# YOUR INSTRUCTIONS:
Restate the data below word for word. Skip any images it contains.

[Start of DATA SUPPLIED]

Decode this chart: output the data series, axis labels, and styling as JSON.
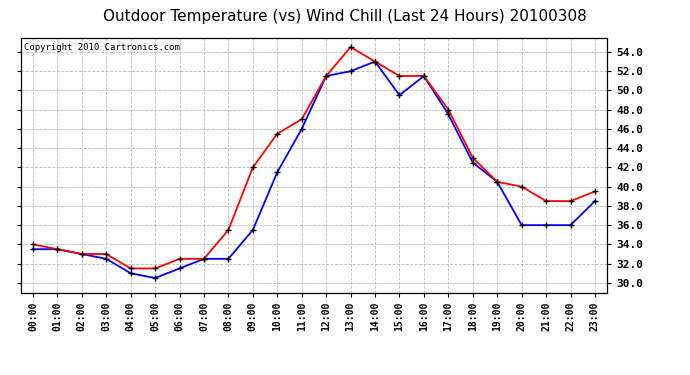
{
  "title": "Outdoor Temperature (vs) Wind Chill (Last 24 Hours) 20100308",
  "copyright": "Copyright 2010 Cartronics.com",
  "hours": [
    "00:00",
    "01:00",
    "02:00",
    "03:00",
    "04:00",
    "05:00",
    "06:00",
    "07:00",
    "08:00",
    "09:00",
    "10:00",
    "11:00",
    "12:00",
    "13:00",
    "14:00",
    "15:00",
    "16:00",
    "17:00",
    "18:00",
    "19:00",
    "20:00",
    "21:00",
    "22:00",
    "23:00"
  ],
  "temp": [
    34.0,
    33.5,
    33.0,
    33.0,
    31.5,
    31.5,
    32.5,
    32.5,
    35.5,
    42.0,
    45.5,
    47.0,
    51.5,
    54.5,
    53.0,
    51.5,
    51.5,
    48.0,
    43.0,
    40.5,
    40.0,
    38.5,
    38.5,
    39.5
  ],
  "wind_chill": [
    33.5,
    33.5,
    33.0,
    32.5,
    31.0,
    30.5,
    31.5,
    32.5,
    32.5,
    35.5,
    41.5,
    46.0,
    51.5,
    52.0,
    53.0,
    49.5,
    51.5,
    47.5,
    42.5,
    40.5,
    36.0,
    36.0,
    36.0,
    38.5
  ],
  "temp_color": "#ff0000",
  "wind_chill_color": "#0000ff",
  "ylim": [
    29.0,
    55.5
  ],
  "yticks": [
    30.0,
    32.0,
    34.0,
    36.0,
    38.0,
    40.0,
    42.0,
    44.0,
    46.0,
    48.0,
    50.0,
    52.0,
    54.0
  ],
  "background_color": "#ffffff",
  "plot_bg_color": "#ffffff",
  "grid_color": "#bbbbbb",
  "title_fontsize": 11,
  "copyright_fontsize": 6.5,
  "tick_fontsize": 8,
  "xtick_fontsize": 7
}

[End of DATA SUPPLIED]

# EXERCISE ANSWER:
Decode this chart: output the data series, axis labels, and styling as JSON.
{
  "title": "Outdoor Temperature (vs) Wind Chill (Last 24 Hours) 20100308",
  "copyright": "Copyright 2010 Cartronics.com",
  "hours": [
    "00:00",
    "01:00",
    "02:00",
    "03:00",
    "04:00",
    "05:00",
    "06:00",
    "07:00",
    "08:00",
    "09:00",
    "10:00",
    "11:00",
    "12:00",
    "13:00",
    "14:00",
    "15:00",
    "16:00",
    "17:00",
    "18:00",
    "19:00",
    "20:00",
    "21:00",
    "22:00",
    "23:00"
  ],
  "temp": [
    34.0,
    33.5,
    33.0,
    33.0,
    31.5,
    31.5,
    32.5,
    32.5,
    35.5,
    42.0,
    45.5,
    47.0,
    51.5,
    54.5,
    53.0,
    51.5,
    51.5,
    48.0,
    43.0,
    40.5,
    40.0,
    38.5,
    38.5,
    39.5
  ],
  "wind_chill": [
    33.5,
    33.5,
    33.0,
    32.5,
    31.0,
    30.5,
    31.5,
    32.5,
    32.5,
    35.5,
    41.5,
    46.0,
    51.5,
    52.0,
    53.0,
    49.5,
    51.5,
    47.5,
    42.5,
    40.5,
    36.0,
    36.0,
    36.0,
    38.5
  ],
  "temp_color": "#ff0000",
  "wind_chill_color": "#0000ff",
  "ylim": [
    29.0,
    55.5
  ],
  "yticks": [
    30.0,
    32.0,
    34.0,
    36.0,
    38.0,
    40.0,
    42.0,
    44.0,
    46.0,
    48.0,
    50.0,
    52.0,
    54.0
  ],
  "background_color": "#ffffff",
  "plot_bg_color": "#ffffff",
  "grid_color": "#bbbbbb",
  "title_fontsize": 11,
  "copyright_fontsize": 6.5,
  "tick_fontsize": 8,
  "xtick_fontsize": 7
}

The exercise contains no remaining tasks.